--- TASK STATEMENT ---
In the material below, identify each line bearing the word "distance". Reproduce those lines.

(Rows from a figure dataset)
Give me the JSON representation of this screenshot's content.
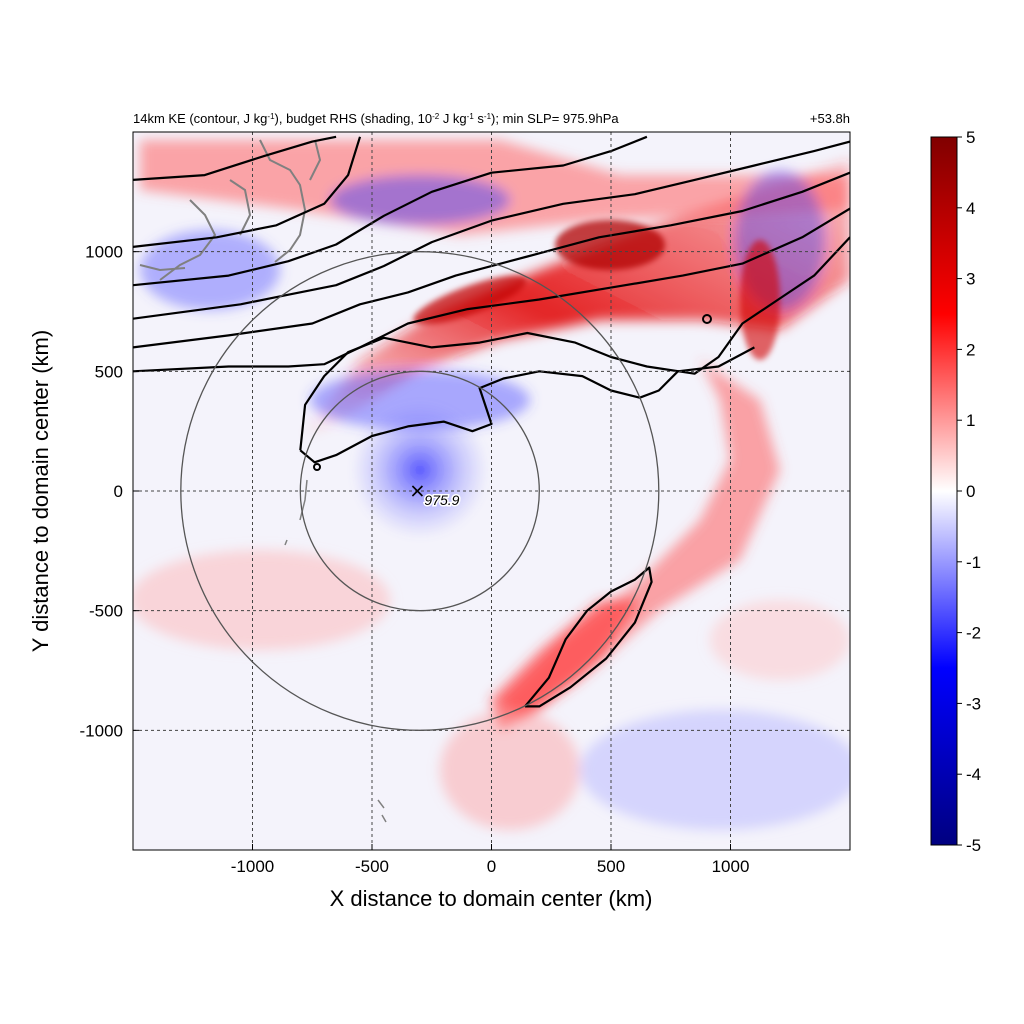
{
  "chart_data": {
    "type": "heatmap",
    "title_left": {
      "parts": [
        {
          "t": "14km KE (contour, J kg"
        },
        {
          "t": "-1",
          "sup": true
        },
        {
          "t": "), budget RHS (shading, 10"
        },
        {
          "t": "-2",
          "sup": true
        },
        {
          "t": " J kg"
        },
        {
          "t": "-1",
          "sup": true
        },
        {
          "t": " s"
        },
        {
          "t": "-1",
          "sup": true
        },
        {
          "t": "); min SLP= 975.9hPa"
        }
      ]
    },
    "title_right": "+53.8h",
    "xlabel": "X distance to domain center (km)",
    "ylabel": "Y distance to domain center (km)",
    "xlim": [
      -1500,
      1500
    ],
    "ylim": [
      -1500,
      1500
    ],
    "xticks": [
      {
        "v": -1000,
        "label": "-1000"
      },
      {
        "v": -500,
        "label": "-500"
      },
      {
        "v": 0,
        "label": "0"
      },
      {
        "v": 500,
        "label": "500"
      },
      {
        "v": 1000,
        "label": "1000"
      }
    ],
    "yticks": [
      {
        "v": -1000,
        "label": "-1000"
      },
      {
        "v": -500,
        "label": "-500"
      },
      {
        "v": 0,
        "label": "0"
      },
      {
        "v": 500,
        "label": "500"
      },
      {
        "v": 1000,
        "label": "1000"
      }
    ],
    "grid": true,
    "grid_style": "dashed",
    "colorbar": {
      "range": [
        -5,
        5
      ],
      "ticks": [
        {
          "v": 5,
          "label": "5"
        },
        {
          "v": 4,
          "label": "4"
        },
        {
          "v": 3,
          "label": "3"
        },
        {
          "v": 2,
          "label": "2"
        },
        {
          "v": 1,
          "label": "1"
        },
        {
          "v": 0,
          "label": "0"
        },
        {
          "v": -1,
          "label": "-1"
        },
        {
          "v": -2,
          "label": "-2"
        },
        {
          "v": -3,
          "label": "-3"
        },
        {
          "v": -4,
          "label": "-4"
        },
        {
          "v": -5,
          "label": "-5"
        }
      ],
      "colors": [
        "#000080",
        "#0000ff",
        "#ffffff",
        "#ff0000",
        "#800000"
      ]
    },
    "storm_center": {
      "x": -310,
      "y": 0,
      "label": "975.9",
      "min_slp_hpa": 975.9
    },
    "range_circles": [
      {
        "cx": -300,
        "cy": 0,
        "r": 500
      },
      {
        "cx": -300,
        "cy": 0,
        "r": 1000
      }
    ],
    "ke_contours": [
      [
        [
          -1500,
          1300
        ],
        [
          -1200,
          1320
        ],
        [
          -950,
          1400
        ],
        [
          -750,
          1460
        ],
        [
          -650,
          1480
        ]
      ],
      [
        [
          -1500,
          1020
        ],
        [
          -1150,
          1060
        ],
        [
          -900,
          1110
        ],
        [
          -700,
          1200
        ],
        [
          -600,
          1320
        ],
        [
          -550,
          1480
        ]
      ],
      [
        [
          -1500,
          860
        ],
        [
          -1100,
          900
        ],
        [
          -850,
          960
        ],
        [
          -650,
          1030
        ],
        [
          -450,
          1150
        ],
        [
          -250,
          1250
        ],
        [
          0,
          1330
        ],
        [
          300,
          1360
        ],
        [
          500,
          1420
        ],
        [
          650,
          1480
        ]
      ],
      [
        [
          -1500,
          720
        ],
        [
          -1050,
          780
        ],
        [
          -850,
          820
        ],
        [
          -650,
          860
        ],
        [
          -450,
          940
        ],
        [
          -250,
          1040
        ],
        [
          0,
          1130
        ],
        [
          300,
          1200
        ],
        [
          600,
          1240
        ],
        [
          850,
          1300
        ],
        [
          1100,
          1360
        ],
        [
          1350,
          1420
        ],
        [
          1500,
          1460
        ]
      ],
      [
        [
          -1500,
          600
        ],
        [
          -1100,
          650
        ],
        [
          -750,
          700
        ],
        [
          -550,
          780
        ],
        [
          -350,
          830
        ],
        [
          -150,
          900
        ],
        [
          150,
          980
        ],
        [
          450,
          1060
        ],
        [
          750,
          1110
        ],
        [
          1050,
          1170
        ],
        [
          1300,
          1250
        ],
        [
          1500,
          1330
        ]
      ],
      [
        [
          -1500,
          500
        ],
        [
          -1100,
          520
        ],
        [
          -850,
          520
        ],
        [
          -700,
          530
        ],
        [
          -550,
          600
        ],
        [
          -350,
          700
        ],
        [
          -100,
          760
        ],
        [
          200,
          800
        ],
        [
          500,
          850
        ],
        [
          800,
          900
        ],
        [
          1050,
          950
        ],
        [
          1300,
          1060
        ],
        [
          1500,
          1180
        ]
      ],
      [
        [
          -800,
          170
        ],
        [
          -780,
          360
        ],
        [
          -700,
          480
        ],
        [
          -600,
          580
        ],
        [
          -450,
          640
        ],
        [
          -250,
          600
        ],
        [
          -50,
          620
        ],
        [
          150,
          660
        ],
        [
          350,
          620
        ],
        [
          500,
          560
        ],
        [
          650,
          520
        ],
        [
          850,
          490
        ],
        [
          950,
          560
        ],
        [
          1050,
          700
        ],
        [
          1200,
          800
        ],
        [
          1350,
          900
        ],
        [
          1500,
          1060
        ]
      ],
      [
        [
          -800,
          170
        ],
        [
          -740,
          120
        ],
        [
          -650,
          150
        ],
        [
          -500,
          230
        ],
        [
          -350,
          270
        ],
        [
          -200,
          290
        ],
        [
          -80,
          250
        ],
        [
          0,
          280
        ],
        [
          -50,
          430
        ],
        [
          50,
          470
        ],
        [
          200,
          500
        ],
        [
          380,
          480
        ],
        [
          500,
          420
        ],
        [
          620,
          390
        ],
        [
          700,
          420
        ],
        [
          780,
          500
        ],
        [
          950,
          520
        ],
        [
          1100,
          600
        ]
      ],
      [
        [
          140,
          -900
        ],
        [
          240,
          -780
        ],
        [
          310,
          -620
        ],
        [
          400,
          -500
        ],
        [
          500,
          -420
        ],
        [
          600,
          -370
        ],
        [
          660,
          -320
        ],
        [
          670,
          -380
        ],
        [
          600,
          -550
        ],
        [
          480,
          -700
        ],
        [
          330,
          -820
        ],
        [
          200,
          -900
        ],
        [
          140,
          -900
        ]
      ]
    ]
  }
}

--- OUTPUT ---
    "xlabel": "X distance to domain center (km)",
    "ylabel": "Y distance to domain center (km)",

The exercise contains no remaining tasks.